Items from a data source

'''

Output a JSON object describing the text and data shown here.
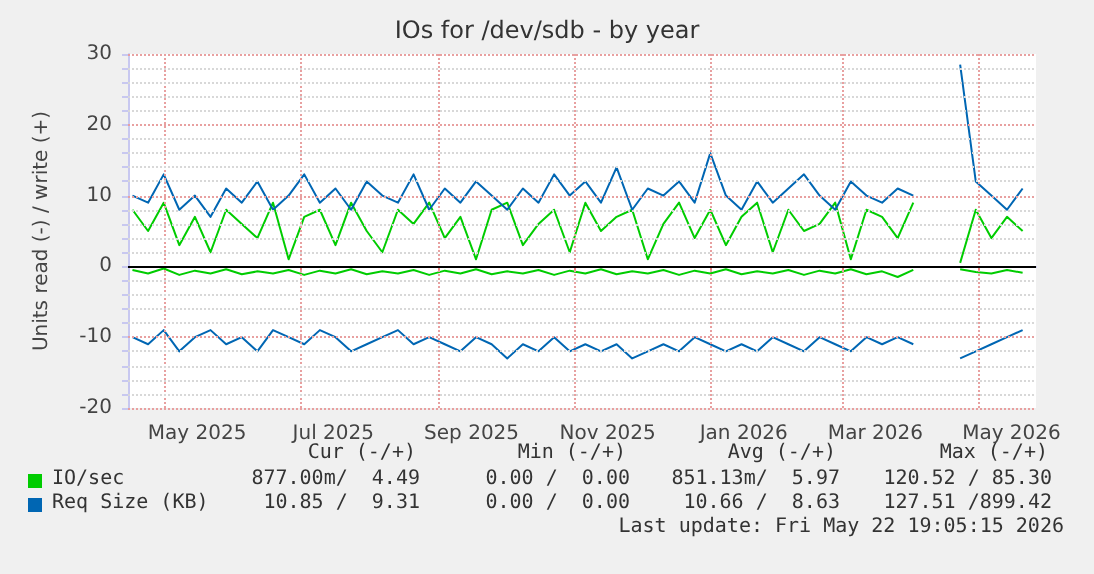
{
  "chart_data": {
    "type": "line",
    "title": "IOs for /dev/sdb - by year",
    "ylabel": "Units read (-) / write (+)",
    "x": [
      "2025-04-17",
      "2025-04-24",
      "2025-05-01",
      "2025-05-08",
      "2025-05-15",
      "2025-05-22",
      "2025-05-29",
      "2025-06-05",
      "2025-06-12",
      "2025-06-19",
      "2025-06-26",
      "2025-07-03",
      "2025-07-10",
      "2025-07-17",
      "2025-07-24",
      "2025-07-31",
      "2025-08-07",
      "2025-08-14",
      "2025-08-21",
      "2025-08-28",
      "2025-09-04",
      "2025-09-11",
      "2025-09-18",
      "2025-09-25",
      "2025-10-02",
      "2025-10-09",
      "2025-10-16",
      "2025-10-23",
      "2025-10-30",
      "2025-11-06",
      "2025-11-13",
      "2025-11-20",
      "2025-11-27",
      "2025-12-04",
      "2025-12-11",
      "2025-12-18",
      "2025-12-25",
      "2026-01-01",
      "2026-01-08",
      "2026-01-15",
      "2026-01-22",
      "2026-01-29",
      "2026-02-05",
      "2026-02-12",
      "2026-02-19",
      "2026-02-26",
      "2026-03-05",
      "2026-03-12",
      "2026-03-19",
      "2026-03-26",
      "2026-04-02",
      "2026-04-09",
      "2026-04-16",
      "2026-04-23",
      "2026-04-30",
      "2026-05-07",
      "2026-05-14",
      "2026-05-21"
    ],
    "series": [
      {
        "name": "IO/sec",
        "color": "#00cc00",
        "values": [
          8,
          5,
          9,
          3,
          7,
          2,
          8,
          6,
          4,
          9,
          1,
          7,
          8,
          3,
          9,
          5,
          2,
          8,
          6,
          9,
          4,
          7,
          1,
          8,
          9,
          3,
          6,
          8,
          2,
          9,
          5,
          7,
          8,
          1,
          6,
          9,
          4,
          8,
          3,
          7,
          9,
          2,
          8,
          5,
          6,
          9,
          1,
          8,
          7,
          4,
          9,
          null,
          null,
          0.5,
          8,
          4,
          7,
          5
        ]
      },
      {
        "color": "#00cc00",
        "values": [
          -0.5,
          -1,
          -0.3,
          -1.2,
          -0.6,
          -1,
          -0.4,
          -1.1,
          -0.7,
          -1,
          -0.5,
          -1.2,
          -0.6,
          -1,
          -0.4,
          -1.1,
          -0.7,
          -1,
          -0.5,
          -1.2,
          -0.6,
          -1,
          -0.4,
          -1.1,
          -0.7,
          -1,
          -0.5,
          -1.2,
          -0.6,
          -1,
          -0.4,
          -1.1,
          -0.7,
          -1,
          -0.5,
          -1.2,
          -0.6,
          -1,
          -0.4,
          -1.1,
          -0.7,
          -1,
          -0.5,
          -1.2,
          -0.6,
          -1,
          -0.4,
          -1.1,
          -0.7,
          -1.5,
          -0.5,
          null,
          null,
          -0.4,
          -0.8,
          -1,
          -0.5,
          -0.9
        ]
      },
      {
        "name": "Req Size (KB)",
        "color": "#0066b3",
        "values": [
          10,
          9,
          13,
          8,
          10,
          7,
          11,
          9,
          12,
          8,
          10,
          13,
          9,
          11,
          8,
          12,
          10,
          9,
          13,
          8,
          11,
          9,
          12,
          10,
          8,
          11,
          9,
          13,
          10,
          12,
          9,
          14,
          8,
          11,
          10,
          12,
          9,
          16,
          10,
          8,
          12,
          9,
          11,
          13,
          10,
          8,
          12,
          10,
          9,
          11,
          10,
          null,
          null,
          28.5,
          12,
          10,
          8,
          11
        ]
      },
      {
        "color": "#0066b3",
        "values": [
          -10,
          -11,
          -9,
          -12,
          -10,
          -9,
          -11,
          -10,
          -12,
          -9,
          -10,
          -11,
          -9,
          -10,
          -12,
          -11,
          -10,
          -9,
          -11,
          -10,
          -11,
          -12,
          -10,
          -11,
          -13,
          -11,
          -12,
          -10,
          -12,
          -11,
          -12,
          -11,
          -13,
          -12,
          -11,
          -12,
          -10,
          -11,
          -12,
          -11,
          -12,
          -10,
          -11,
          -12,
          -10,
          -11,
          -12,
          -10,
          -11,
          -10,
          -11,
          null,
          null,
          -13,
          -12,
          -11,
          -10,
          -9
        ]
      }
    ],
    "xlim": [
      "2025-04-15",
      "2026-05-27"
    ],
    "xticks": [
      {
        "value": "2025-05-01",
        "label": null
      },
      {
        "value": "2025-05-16",
        "label": "May 2025"
      },
      {
        "value": "2025-07-01",
        "label": null
      },
      {
        "value": "2025-07-16",
        "label": "Jul 2025"
      },
      {
        "value": "2025-09-01",
        "label": null
      },
      {
        "value": "2025-09-16",
        "label": "Sep 2025"
      },
      {
        "value": "2025-11-01",
        "label": null
      },
      {
        "value": "2025-11-16",
        "label": "Nov 2025"
      },
      {
        "value": "2026-01-01",
        "label": null
      },
      {
        "value": "2026-01-16",
        "label": "Jan 2026"
      },
      {
        "value": "2026-03-01",
        "label": null
      },
      {
        "value": "2026-03-16",
        "label": "Mar 2026"
      },
      {
        "value": "2026-05-01",
        "label": null
      },
      {
        "value": "2026-05-16",
        "label": "May 2026"
      }
    ],
    "ylim": [
      -20,
      30
    ],
    "yticks": [
      -20,
      {
        "value": -18,
        "label": null
      },
      {
        "value": -16,
        "label": null
      },
      {
        "value": -14,
        "label": null
      },
      {
        "value": -12,
        "label": null
      },
      -10,
      {
        "value": -8,
        "label": null
      },
      {
        "value": -6,
        "label": null
      },
      {
        "value": -4,
        "label": null
      },
      {
        "value": -2,
        "label": null
      },
      0,
      {
        "value": 2,
        "label": null
      },
      {
        "value": 4,
        "label": null
      },
      {
        "value": 6,
        "label": null
      },
      {
        "value": 8,
        "label": null
      },
      10,
      {
        "value": 12,
        "label": null
      },
      {
        "value": 14,
        "label": null
      },
      {
        "value": 16,
        "label": null
      },
      {
        "value": 18,
        "label": null
      },
      20,
      {
        "value": 22,
        "label": null
      },
      {
        "value": 24,
        "label": null
      },
      {
        "value": 26,
        "label": null
      },
      {
        "value": 28,
        "label": null
      },
      30
    ],
    "ref_lines": [
      {
        "axis": "y",
        "value": 0,
        "color": "#000000"
      }
    ],
    "grid": true,
    "legend": "bottom",
    "line_style": "solid",
    "marker": "none",
    "annotations": [
      "Cur (-/+)",
      "Min (-/+)",
      "Avg (-/+)",
      "Max (-/+)",
      "877.00m/  4.49",
      "0.00 /  0.00",
      "851.13m/  5.97",
      "120.52 / 85.30",
      "10.85 /  9.31",
      "0.00 /  0.00",
      "10.66 /  8.63",
      "127.51 /899.42",
      "Last update: Fri May 22 19:05:15 2026"
    ]
  }
}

'''

_Do this_: The records above are to be reproduced exactly; the pictures are to be left out.

_Result_:
Output a JSON object describing the text and data shown here.
{
  "chart_data": {
    "type": "line",
    "title": "IOs for /dev/sdb - by year",
    "ylabel": "Units read (-) / write (+)",
    "x": [
      "2025-04-17",
      "2025-04-24",
      "2025-05-01",
      "2025-05-08",
      "2025-05-15",
      "2025-05-22",
      "2025-05-29",
      "2025-06-05",
      "2025-06-12",
      "2025-06-19",
      "2025-06-26",
      "2025-07-03",
      "2025-07-10",
      "2025-07-17",
      "2025-07-24",
      "2025-07-31",
      "2025-08-07",
      "2025-08-14",
      "2025-08-21",
      "2025-08-28",
      "2025-09-04",
      "2025-09-11",
      "2025-09-18",
      "2025-09-25",
      "2025-10-02",
      "2025-10-09",
      "2025-10-16",
      "2025-10-23",
      "2025-10-30",
      "2025-11-06",
      "2025-11-13",
      "2025-11-20",
      "2025-11-27",
      "2025-12-04",
      "2025-12-11",
      "2025-12-18",
      "2025-12-25",
      "2026-01-01",
      "2026-01-08",
      "2026-01-15",
      "2026-01-22",
      "2026-01-29",
      "2026-02-05",
      "2026-02-12",
      "2026-02-19",
      "2026-02-26",
      "2026-03-05",
      "2026-03-12",
      "2026-03-19",
      "2026-03-26",
      "2026-04-02",
      "2026-04-09",
      "2026-04-16",
      "2026-04-23",
      "2026-04-30",
      "2026-05-07",
      "2026-05-14",
      "2026-05-21"
    ],
    "series": [
      {
        "name": "IO/sec",
        "color": "#00cc00",
        "values": [
          8,
          5,
          9,
          3,
          7,
          2,
          8,
          6,
          4,
          9,
          1,
          7,
          8,
          3,
          9,
          5,
          2,
          8,
          6,
          9,
          4,
          7,
          1,
          8,
          9,
          3,
          6,
          8,
          2,
          9,
          5,
          7,
          8,
          1,
          6,
          9,
          4,
          8,
          3,
          7,
          9,
          2,
          8,
          5,
          6,
          9,
          1,
          8,
          7,
          4,
          9,
          null,
          null,
          0.5,
          8,
          4,
          7,
          5
        ]
      },
      {
        "color": "#00cc00",
        "values": [
          -0.5,
          -1,
          -0.3,
          -1.2,
          -0.6,
          -1,
          -0.4,
          -1.1,
          -0.7,
          -1,
          -0.5,
          -1.2,
          -0.6,
          -1,
          -0.4,
          -1.1,
          -0.7,
          -1,
          -0.5,
          -1.2,
          -0.6,
          -1,
          -0.4,
          -1.1,
          -0.7,
          -1,
          -0.5,
          -1.2,
          -0.6,
          -1,
          -0.4,
          -1.1,
          -0.7,
          -1,
          -0.5,
          -1.2,
          -0.6,
          -1,
          -0.4,
          -1.1,
          -0.7,
          -1,
          -0.5,
          -1.2,
          -0.6,
          -1,
          -0.4,
          -1.1,
          -0.7,
          -1.5,
          -0.5,
          null,
          null,
          -0.4,
          -0.8,
          -1,
          -0.5,
          -0.9
        ]
      },
      {
        "name": "Req Size (KB)",
        "color": "#0066b3",
        "values": [
          10,
          9,
          13,
          8,
          10,
          7,
          11,
          9,
          12,
          8,
          10,
          13,
          9,
          11,
          8,
          12,
          10,
          9,
          13,
          8,
          11,
          9,
          12,
          10,
          8,
          11,
          9,
          13,
          10,
          12,
          9,
          14,
          8,
          11,
          10,
          12,
          9,
          16,
          10,
          8,
          12,
          9,
          11,
          13,
          10,
          8,
          12,
          10,
          9,
          11,
          10,
          null,
          null,
          28.5,
          12,
          10,
          8,
          11
        ]
      },
      {
        "color": "#0066b3",
        "values": [
          -10,
          -11,
          -9,
          -12,
          -10,
          -9,
          -11,
          -10,
          -12,
          -9,
          -10,
          -11,
          -9,
          -10,
          -12,
          -11,
          -10,
          -9,
          -11,
          -10,
          -11,
          -12,
          -10,
          -11,
          -13,
          -11,
          -12,
          -10,
          -12,
          -11,
          -12,
          -11,
          -13,
          -12,
          -11,
          -12,
          -10,
          -11,
          -12,
          -11,
          -12,
          -10,
          -11,
          -12,
          -10,
          -11,
          -12,
          -10,
          -11,
          -10,
          -11,
          null,
          null,
          -13,
          -12,
          -11,
          -10,
          -9
        ]
      }
    ],
    "xlim": [
      "2025-04-15",
      "2026-05-27"
    ],
    "xticks": [
      {
        "value": "2025-05-01",
        "label": null
      },
      {
        "value": "2025-05-16",
        "label": "May 2025"
      },
      {
        "value": "2025-07-01",
        "label": null
      },
      {
        "value": "2025-07-16",
        "label": "Jul 2025"
      },
      {
        "value": "2025-09-01",
        "label": null
      },
      {
        "value": "2025-09-16",
        "label": "Sep 2025"
      },
      {
        "value": "2025-11-01",
        "label": null
      },
      {
        "value": "2025-11-16",
        "label": "Nov 2025"
      },
      {
        "value": "2026-01-01",
        "label": null
      },
      {
        "value": "2026-01-16",
        "label": "Jan 2026"
      },
      {
        "value": "2026-03-01",
        "label": null
      },
      {
        "value": "2026-03-16",
        "label": "Mar 2026"
      },
      {
        "value": "2026-05-01",
        "label": null
      },
      {
        "value": "2026-05-16",
        "label": "May 2026"
      }
    ],
    "ylim": [
      -20,
      30
    ],
    "yticks": [
      -20,
      {
        "value": -18,
        "label": null
      },
      {
        "value": -16,
        "label": null
      },
      {
        "value": -14,
        "label": null
      },
      {
        "value": -12,
        "label": null
      },
      -10,
      {
        "value": -8,
        "label": null
      },
      {
        "value": -6,
        "label": null
      },
      {
        "value": -4,
        "label": null
      },
      {
        "value": -2,
        "label": null
      },
      0,
      {
        "value": 2,
        "label": null
      },
      {
        "value": 4,
        "label": null
      },
      {
        "value": 6,
        "label": null
      },
      {
        "value": 8,
        "label": null
      },
      10,
      {
        "value": 12,
        "label": null
      },
      {
        "value": 14,
        "label": null
      },
      {
        "value": 16,
        "label": null
      },
      {
        "value": 18,
        "label": null
      },
      20,
      {
        "value": 22,
        "label": null
      },
      {
        "value": 24,
        "label": null
      },
      {
        "value": 26,
        "label": null
      },
      {
        "value": 28,
        "label": null
      },
      30
    ],
    "ref_lines": [
      {
        "axis": "y",
        "value": 0,
        "color": "#000000"
      }
    ],
    "grid": true,
    "legend": "bottom",
    "line_style": "solid",
    "marker": "none",
    "annotations": [
      "Cur (-/+)",
      "Min (-/+)",
      "Avg (-/+)",
      "Max (-/+)",
      "877.00m/  4.49",
      "0.00 /  0.00",
      "851.13m/  5.97",
      "120.52 / 85.30",
      "10.85 /  9.31",
      "0.00 /  0.00",
      "10.66 /  8.63",
      "127.51 /899.42",
      "Last update: Fri May 22 19:05:15 2026"
    ]
  }
}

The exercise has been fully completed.